Task to carry out —
From the records below, extract all the text exactly and leave the images behind.
>> start Data to process
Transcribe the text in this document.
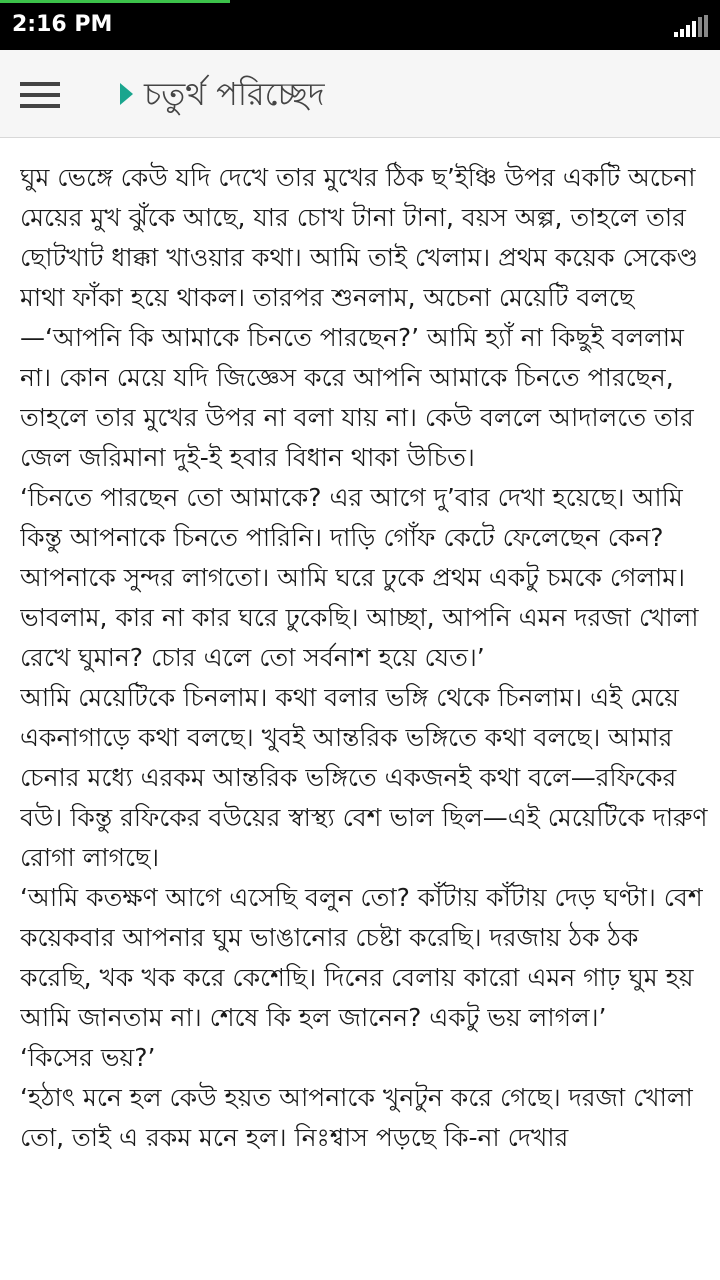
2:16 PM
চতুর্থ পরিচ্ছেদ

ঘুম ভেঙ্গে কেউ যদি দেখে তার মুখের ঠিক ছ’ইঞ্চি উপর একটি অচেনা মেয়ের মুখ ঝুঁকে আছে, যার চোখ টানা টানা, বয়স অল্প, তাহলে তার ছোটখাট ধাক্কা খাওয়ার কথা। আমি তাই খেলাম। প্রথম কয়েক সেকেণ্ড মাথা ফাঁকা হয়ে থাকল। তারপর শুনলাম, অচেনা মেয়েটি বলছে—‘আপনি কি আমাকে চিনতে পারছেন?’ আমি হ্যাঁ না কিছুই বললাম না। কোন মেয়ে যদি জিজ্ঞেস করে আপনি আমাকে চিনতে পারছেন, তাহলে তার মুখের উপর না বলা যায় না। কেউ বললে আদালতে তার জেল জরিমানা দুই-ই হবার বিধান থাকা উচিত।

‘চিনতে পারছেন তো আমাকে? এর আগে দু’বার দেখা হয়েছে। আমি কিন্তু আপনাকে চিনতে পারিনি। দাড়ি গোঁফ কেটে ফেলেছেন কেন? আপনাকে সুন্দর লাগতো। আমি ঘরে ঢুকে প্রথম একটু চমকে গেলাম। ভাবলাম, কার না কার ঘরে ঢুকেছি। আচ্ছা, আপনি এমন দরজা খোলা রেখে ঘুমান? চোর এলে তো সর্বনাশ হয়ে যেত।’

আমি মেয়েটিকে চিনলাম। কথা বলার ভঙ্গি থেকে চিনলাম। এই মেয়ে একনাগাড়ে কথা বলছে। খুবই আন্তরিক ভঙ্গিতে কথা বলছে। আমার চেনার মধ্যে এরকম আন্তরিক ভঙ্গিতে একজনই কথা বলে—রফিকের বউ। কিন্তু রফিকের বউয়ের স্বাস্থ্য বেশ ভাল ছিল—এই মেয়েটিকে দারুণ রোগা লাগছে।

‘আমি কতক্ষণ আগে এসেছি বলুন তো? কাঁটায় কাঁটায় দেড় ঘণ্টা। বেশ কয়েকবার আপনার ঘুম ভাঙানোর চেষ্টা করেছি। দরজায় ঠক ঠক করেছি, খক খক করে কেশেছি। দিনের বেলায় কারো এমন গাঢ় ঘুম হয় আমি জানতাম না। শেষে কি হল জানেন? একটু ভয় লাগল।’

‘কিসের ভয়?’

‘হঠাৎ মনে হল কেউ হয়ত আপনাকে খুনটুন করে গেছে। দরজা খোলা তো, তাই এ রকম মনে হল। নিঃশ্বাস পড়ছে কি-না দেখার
>> end Data to process
Result of this task —
Transcribe the text in this document.
2:16 PM
চতুর্থ পরিচ্ছেদ

ঘুম ভেঙ্গে কেউ যদি দেখে তার মুখের ঠিক ছ’ইঞ্চি উপর একটি অচেনা মেয়ের মুখ ঝুঁকে আছে, যার চোখ টানা টানা, বয়স অল্প, তাহলে তার ছোটখাট ধাক্কা খাওয়ার কথা। আমি তাই খেলাম। প্রথম কয়েক সেকেণ্ড মাথা ফাঁকা হয়ে থাকল। তারপর শুনলাম, অচেনা মেয়েটি বলছে—‘আপনি কি আমাকে চিনতে পারছেন?’ আমি হ্যাঁ না কিছুই বললাম না। কোন মেয়ে যদি জিজ্ঞেস করে আপনি আমাকে চিনতে পারছেন, তাহলে তার মুখের উপর না বলা যায় না। কেউ বললে আদালতে তার জেল জরিমানা দুই-ই হবার বিধান থাকা উচিত।

‘চিনতে পারছেন তো আমাকে? এর আগে দু’বার দেখা হয়েছে। আমি কিন্তু আপনাকে চিনতে পারিনি। দাড়ি গোঁফ কেটে ফেলেছেন কেন? আপনাকে সুন্দর লাগতো। আমি ঘরে ঢুকে প্রথম একটু চমকে গেলাম। ভাবলাম, কার না কার ঘরে ঢুকেছি। আচ্ছা, আপনি এমন দরজা খোলা রেখে ঘুমান? চোর এলে তো সর্বনাশ হয়ে যেত।’

আমি মেয়েটিকে চিনলাম। কথা বলার ভঙ্গি থেকে চিনলাম। এই মেয়ে একনাগাড়ে কথা বলছে। খুবই আন্তরিক ভঙ্গিতে কথা বলছে। আমার চেনার মধ্যে এরকম আন্তরিক ভঙ্গিতে একজনই কথা বলে—রফিকের বউ। কিন্তু রফিকের বউয়ের স্বাস্থ্য বেশ ভাল ছিল—এই মেয়েটিকে দারুণ রোগা লাগছে।

‘আমি কতক্ষণ আগে এসেছি বলুন তো? কাঁটায় কাঁটায় দেড় ঘণ্টা। বেশ কয়েকবার আপনার ঘুম ভাঙানোর চেষ্টা করেছি। দরজায় ঠক ঠক করেছি, খক খক করে কেশেছি। দিনের বেলায় কারো এমন গাঢ় ঘুম হয় আমি জানতাম না। শেষে কি হল জানেন? একটু ভয় লাগল।’

‘কিসের ভয়?’

‘হঠাৎ মনে হল কেউ হয়ত আপনাকে খুনটুন করে গেছে। দরজা খোলা তো, তাই এ রকম মনে হল। নিঃশ্বাস পড়ছে কি-না দেখার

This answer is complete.